(THE EXERCISE): Lines that contain the string "right" are to be copied; leave out all others.

(PROVIDED DATA):

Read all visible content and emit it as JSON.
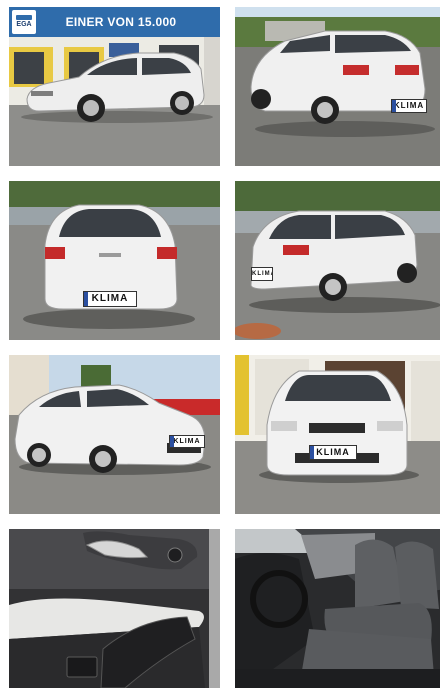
{
  "banner": {
    "text": "EINER VON 15.000",
    "logo_text": "EGA",
    "color": "#2f6cab"
  },
  "vehicle": {
    "plate_text": "KLIMA",
    "body_color": "#f2f2f2"
  },
  "gallery": {
    "photos": [
      {
        "name": "front-left-exterior"
      },
      {
        "name": "rear-right-exterior"
      },
      {
        "name": "rear-exterior"
      },
      {
        "name": "rear-left-exterior"
      },
      {
        "name": "front-right-exterior"
      },
      {
        "name": "front-exterior"
      },
      {
        "name": "door-panel-interior"
      },
      {
        "name": "front-seats-interior"
      }
    ]
  }
}
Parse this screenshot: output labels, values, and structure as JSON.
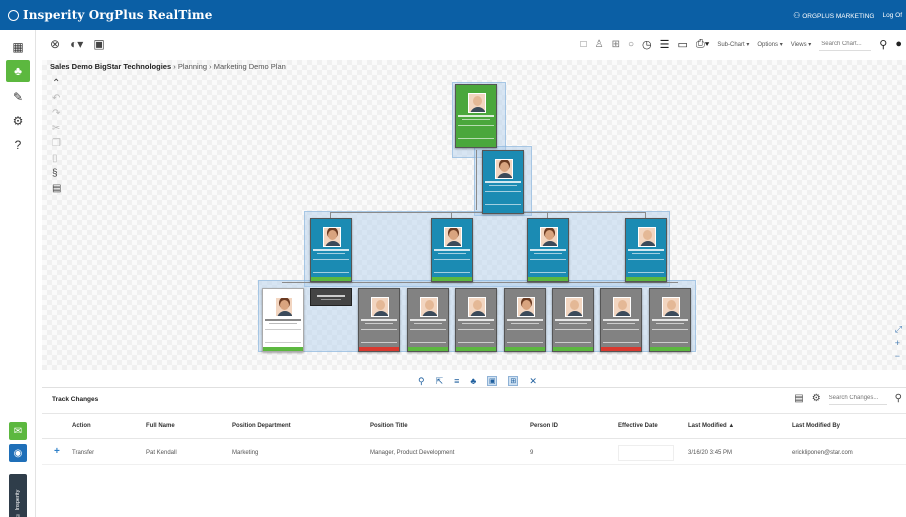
{
  "app": {
    "title": "Insperity OrgPlus RealTime",
    "user": "ORGPLUS MARKETING",
    "logout": "Log Of",
    "brand_color": "#0b5fa5"
  },
  "leftrail": {
    "items": [
      {
        "icon": "grid-icon"
      },
      {
        "icon": "org-chart-icon"
      },
      {
        "icon": "edit-icon"
      },
      {
        "icon": "settings-icon"
      },
      {
        "icon": "help-icon"
      }
    ],
    "vertical_label": "© Insperity"
  },
  "toolbar": {
    "subchart": "Sub-Chart ▾",
    "options": "Options ▾",
    "views": "Views ▾",
    "search_placeholder": "Search Chart..."
  },
  "breadcrumb": {
    "company": "Sales Demo BigStar Technologies",
    "sep1": " › ",
    "planning": "Planning",
    "sep2": " › ",
    "plan": "Marketing Demo Plan"
  },
  "track_changes": {
    "title": "Track Changes",
    "search_placeholder": "Search Changes...",
    "columns": [
      "Action",
      "Full Name",
      "Position Department",
      "Position Title",
      "Person ID",
      "Effective Date",
      "Last Modified ▲",
      "Last Modified By"
    ],
    "rows": [
      {
        "action": "Transfer",
        "full_name": "Pat Kendall",
        "department": "Marketing",
        "title": "Manager, Product Development",
        "person_id": "9",
        "effective_date": "",
        "last_modified": "3/16/20 3:45 PM",
        "modified_by": "erickliponen@star.com"
      }
    ]
  },
  "colors": {
    "accent_green": "#5cb83f",
    "node_teal": "#1b8bb3",
    "node_gray": "#828282",
    "alert_red": "#d9392f"
  }
}
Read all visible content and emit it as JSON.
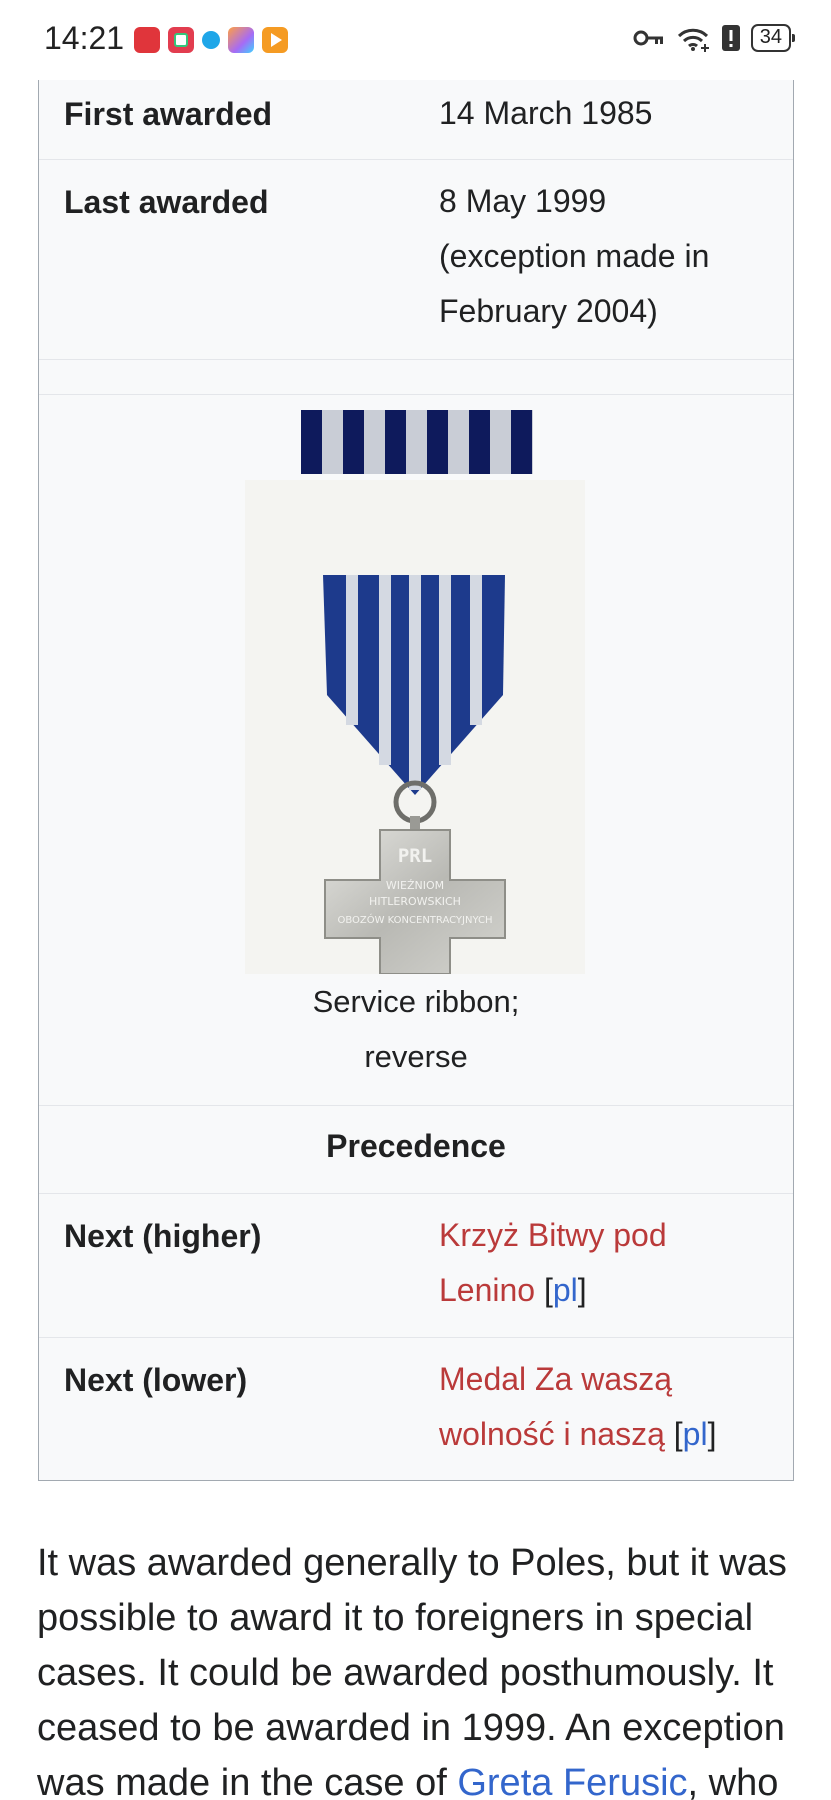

(SOLUTION TO THIS TASK):
        "name": "rear-right-exterior"
        "name": "front-right-exterior"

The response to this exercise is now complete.